Data entries:

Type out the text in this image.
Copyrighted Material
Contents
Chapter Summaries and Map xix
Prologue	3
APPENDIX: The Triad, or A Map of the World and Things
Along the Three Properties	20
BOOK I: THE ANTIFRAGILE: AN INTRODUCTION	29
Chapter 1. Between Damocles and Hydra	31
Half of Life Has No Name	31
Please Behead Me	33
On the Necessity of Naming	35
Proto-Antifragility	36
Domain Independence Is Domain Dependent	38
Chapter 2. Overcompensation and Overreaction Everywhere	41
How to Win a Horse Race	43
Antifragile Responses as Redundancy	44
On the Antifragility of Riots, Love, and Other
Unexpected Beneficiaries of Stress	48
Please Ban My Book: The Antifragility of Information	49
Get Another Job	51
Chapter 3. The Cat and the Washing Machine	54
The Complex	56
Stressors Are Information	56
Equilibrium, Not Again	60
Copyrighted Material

▶ [Written task] Read the entries and select each line where the word "Antifragility" is found.

▶ [Solution]
Proto-Antifragility	36
On the Antifragility of Riots, Love, and Other
Please Ban My Book: The Antifragility of Information	49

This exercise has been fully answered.